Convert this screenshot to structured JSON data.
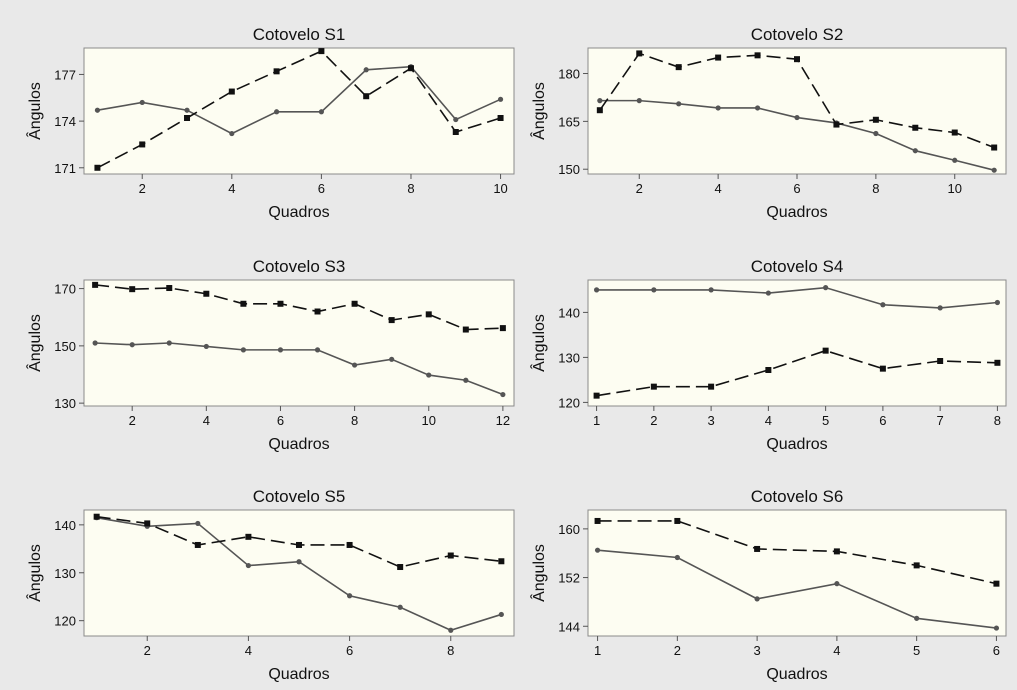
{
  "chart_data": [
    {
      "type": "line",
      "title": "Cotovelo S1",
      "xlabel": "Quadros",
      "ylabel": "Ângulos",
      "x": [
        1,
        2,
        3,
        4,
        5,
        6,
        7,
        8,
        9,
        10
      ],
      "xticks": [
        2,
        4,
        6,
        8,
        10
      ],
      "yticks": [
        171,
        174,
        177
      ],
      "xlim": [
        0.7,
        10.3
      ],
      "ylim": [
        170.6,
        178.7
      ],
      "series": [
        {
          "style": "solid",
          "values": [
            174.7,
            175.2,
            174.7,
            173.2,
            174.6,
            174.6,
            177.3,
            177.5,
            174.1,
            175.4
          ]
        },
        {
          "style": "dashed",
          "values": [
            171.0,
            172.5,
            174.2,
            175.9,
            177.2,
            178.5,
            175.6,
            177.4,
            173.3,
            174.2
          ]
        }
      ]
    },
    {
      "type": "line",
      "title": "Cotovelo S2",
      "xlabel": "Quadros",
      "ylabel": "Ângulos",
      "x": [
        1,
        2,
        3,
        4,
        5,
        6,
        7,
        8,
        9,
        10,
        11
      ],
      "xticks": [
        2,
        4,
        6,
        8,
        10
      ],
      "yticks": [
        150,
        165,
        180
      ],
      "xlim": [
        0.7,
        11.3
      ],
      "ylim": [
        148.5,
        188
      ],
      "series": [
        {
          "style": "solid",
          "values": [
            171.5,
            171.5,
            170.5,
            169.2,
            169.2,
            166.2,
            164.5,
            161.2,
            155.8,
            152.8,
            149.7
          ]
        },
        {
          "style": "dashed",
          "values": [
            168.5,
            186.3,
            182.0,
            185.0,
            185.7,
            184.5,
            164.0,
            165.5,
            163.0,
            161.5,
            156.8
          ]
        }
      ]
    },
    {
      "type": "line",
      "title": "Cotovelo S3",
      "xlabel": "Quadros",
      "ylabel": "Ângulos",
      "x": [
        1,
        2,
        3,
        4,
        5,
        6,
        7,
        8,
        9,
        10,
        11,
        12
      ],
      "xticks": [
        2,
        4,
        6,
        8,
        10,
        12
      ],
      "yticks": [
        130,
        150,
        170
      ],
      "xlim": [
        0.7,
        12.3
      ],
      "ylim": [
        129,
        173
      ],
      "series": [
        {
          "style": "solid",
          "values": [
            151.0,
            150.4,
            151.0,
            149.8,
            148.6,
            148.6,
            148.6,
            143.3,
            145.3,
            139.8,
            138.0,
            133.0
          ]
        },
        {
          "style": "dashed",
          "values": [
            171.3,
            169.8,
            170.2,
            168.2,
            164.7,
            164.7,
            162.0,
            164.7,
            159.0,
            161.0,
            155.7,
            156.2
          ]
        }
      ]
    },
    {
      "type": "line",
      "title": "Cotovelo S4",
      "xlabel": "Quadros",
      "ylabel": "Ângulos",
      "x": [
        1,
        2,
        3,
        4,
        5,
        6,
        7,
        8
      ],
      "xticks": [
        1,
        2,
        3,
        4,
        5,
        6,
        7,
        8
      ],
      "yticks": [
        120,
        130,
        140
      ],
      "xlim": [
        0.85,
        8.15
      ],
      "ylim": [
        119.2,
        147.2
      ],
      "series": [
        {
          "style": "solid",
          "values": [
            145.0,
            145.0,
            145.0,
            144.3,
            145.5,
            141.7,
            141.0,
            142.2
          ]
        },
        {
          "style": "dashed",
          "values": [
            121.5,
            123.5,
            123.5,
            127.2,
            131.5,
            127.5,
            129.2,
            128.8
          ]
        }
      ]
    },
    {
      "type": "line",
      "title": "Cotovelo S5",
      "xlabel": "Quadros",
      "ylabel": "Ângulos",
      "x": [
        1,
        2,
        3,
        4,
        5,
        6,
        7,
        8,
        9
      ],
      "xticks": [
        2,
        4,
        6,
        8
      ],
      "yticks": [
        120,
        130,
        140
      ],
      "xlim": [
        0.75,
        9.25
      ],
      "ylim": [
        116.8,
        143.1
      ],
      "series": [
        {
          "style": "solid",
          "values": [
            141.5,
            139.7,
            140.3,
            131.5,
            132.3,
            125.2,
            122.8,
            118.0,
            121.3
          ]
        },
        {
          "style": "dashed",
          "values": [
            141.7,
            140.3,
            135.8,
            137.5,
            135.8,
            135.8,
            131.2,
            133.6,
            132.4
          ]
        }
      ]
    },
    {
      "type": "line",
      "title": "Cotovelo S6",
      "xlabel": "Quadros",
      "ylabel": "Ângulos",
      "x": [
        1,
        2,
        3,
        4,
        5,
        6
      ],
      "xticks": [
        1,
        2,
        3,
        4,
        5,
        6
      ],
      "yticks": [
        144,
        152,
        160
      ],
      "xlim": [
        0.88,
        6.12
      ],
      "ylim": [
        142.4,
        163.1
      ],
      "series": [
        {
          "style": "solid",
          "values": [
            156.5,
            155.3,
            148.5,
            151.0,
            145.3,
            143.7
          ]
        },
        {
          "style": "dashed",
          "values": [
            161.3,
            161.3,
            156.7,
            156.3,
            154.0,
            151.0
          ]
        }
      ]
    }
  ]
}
----
### EXERCISE DIRECTIONS
Every line of the data above should be quoted exactly. Omit the pictures.

### OUTPUT FOR THIS EXERCISE
Convert this screenshot to structured JSON data.
{
  "chart_data": [
    {
      "type": "line",
      "title": "Cotovelo S1",
      "xlabel": "Quadros",
      "ylabel": "Ângulos",
      "x": [
        1,
        2,
        3,
        4,
        5,
        6,
        7,
        8,
        9,
        10
      ],
      "xticks": [
        2,
        4,
        6,
        8,
        10
      ],
      "yticks": [
        171,
        174,
        177
      ],
      "xlim": [
        0.7,
        10.3
      ],
      "ylim": [
        170.6,
        178.7
      ],
      "series": [
        {
          "style": "solid",
          "values": [
            174.7,
            175.2,
            174.7,
            173.2,
            174.6,
            174.6,
            177.3,
            177.5,
            174.1,
            175.4
          ]
        },
        {
          "style": "dashed",
          "values": [
            171.0,
            172.5,
            174.2,
            175.9,
            177.2,
            178.5,
            175.6,
            177.4,
            173.3,
            174.2
          ]
        }
      ]
    },
    {
      "type": "line",
      "title": "Cotovelo S2",
      "xlabel": "Quadros",
      "ylabel": "Ângulos",
      "x": [
        1,
        2,
        3,
        4,
        5,
        6,
        7,
        8,
        9,
        10,
        11
      ],
      "xticks": [
        2,
        4,
        6,
        8,
        10
      ],
      "yticks": [
        150,
        165,
        180
      ],
      "xlim": [
        0.7,
        11.3
      ],
      "ylim": [
        148.5,
        188
      ],
      "series": [
        {
          "style": "solid",
          "values": [
            171.5,
            171.5,
            170.5,
            169.2,
            169.2,
            166.2,
            164.5,
            161.2,
            155.8,
            152.8,
            149.7
          ]
        },
        {
          "style": "dashed",
          "values": [
            168.5,
            186.3,
            182.0,
            185.0,
            185.7,
            184.5,
            164.0,
            165.5,
            163.0,
            161.5,
            156.8
          ]
        }
      ]
    },
    {
      "type": "line",
      "title": "Cotovelo S3",
      "xlabel": "Quadros",
      "ylabel": "Ângulos",
      "x": [
        1,
        2,
        3,
        4,
        5,
        6,
        7,
        8,
        9,
        10,
        11,
        12
      ],
      "xticks": [
        2,
        4,
        6,
        8,
        10,
        12
      ],
      "yticks": [
        130,
        150,
        170
      ],
      "xlim": [
        0.7,
        12.3
      ],
      "ylim": [
        129,
        173
      ],
      "series": [
        {
          "style": "solid",
          "values": [
            151.0,
            150.4,
            151.0,
            149.8,
            148.6,
            148.6,
            148.6,
            143.3,
            145.3,
            139.8,
            138.0,
            133.0
          ]
        },
        {
          "style": "dashed",
          "values": [
            171.3,
            169.8,
            170.2,
            168.2,
            164.7,
            164.7,
            162.0,
            164.7,
            159.0,
            161.0,
            155.7,
            156.2
          ]
        }
      ]
    },
    {
      "type": "line",
      "title": "Cotovelo S4",
      "xlabel": "Quadros",
      "ylabel": "Ângulos",
      "x": [
        1,
        2,
        3,
        4,
        5,
        6,
        7,
        8
      ],
      "xticks": [
        1,
        2,
        3,
        4,
        5,
        6,
        7,
        8
      ],
      "yticks": [
        120,
        130,
        140
      ],
      "xlim": [
        0.85,
        8.15
      ],
      "ylim": [
        119.2,
        147.2
      ],
      "series": [
        {
          "style": "solid",
          "values": [
            145.0,
            145.0,
            145.0,
            144.3,
            145.5,
            141.7,
            141.0,
            142.2
          ]
        },
        {
          "style": "dashed",
          "values": [
            121.5,
            123.5,
            123.5,
            127.2,
            131.5,
            127.5,
            129.2,
            128.8
          ]
        }
      ]
    },
    {
      "type": "line",
      "title": "Cotovelo S5",
      "xlabel": "Quadros",
      "ylabel": "Ângulos",
      "x": [
        1,
        2,
        3,
        4,
        5,
        6,
        7,
        8,
        9
      ],
      "xticks": [
        2,
        4,
        6,
        8
      ],
      "yticks": [
        120,
        130,
        140
      ],
      "xlim": [
        0.75,
        9.25
      ],
      "ylim": [
        116.8,
        143.1
      ],
      "series": [
        {
          "style": "solid",
          "values": [
            141.5,
            139.7,
            140.3,
            131.5,
            132.3,
            125.2,
            122.8,
            118.0,
            121.3
          ]
        },
        {
          "style": "dashed",
          "values": [
            141.7,
            140.3,
            135.8,
            137.5,
            135.8,
            135.8,
            131.2,
            133.6,
            132.4
          ]
        }
      ]
    },
    {
      "type": "line",
      "title": "Cotovelo S6",
      "xlabel": "Quadros",
      "ylabel": "Ângulos",
      "x": [
        1,
        2,
        3,
        4,
        5,
        6
      ],
      "xticks": [
        1,
        2,
        3,
        4,
        5,
        6
      ],
      "yticks": [
        144,
        152,
        160
      ],
      "xlim": [
        0.88,
        6.12
      ],
      "ylim": [
        142.4,
        163.1
      ],
      "series": [
        {
          "style": "solid",
          "values": [
            156.5,
            155.3,
            148.5,
            151.0,
            145.3,
            143.7
          ]
        },
        {
          "style": "dashed",
          "values": [
            161.3,
            161.3,
            156.7,
            156.3,
            154.0,
            151.0
          ]
        }
      ]
    }
  ]
}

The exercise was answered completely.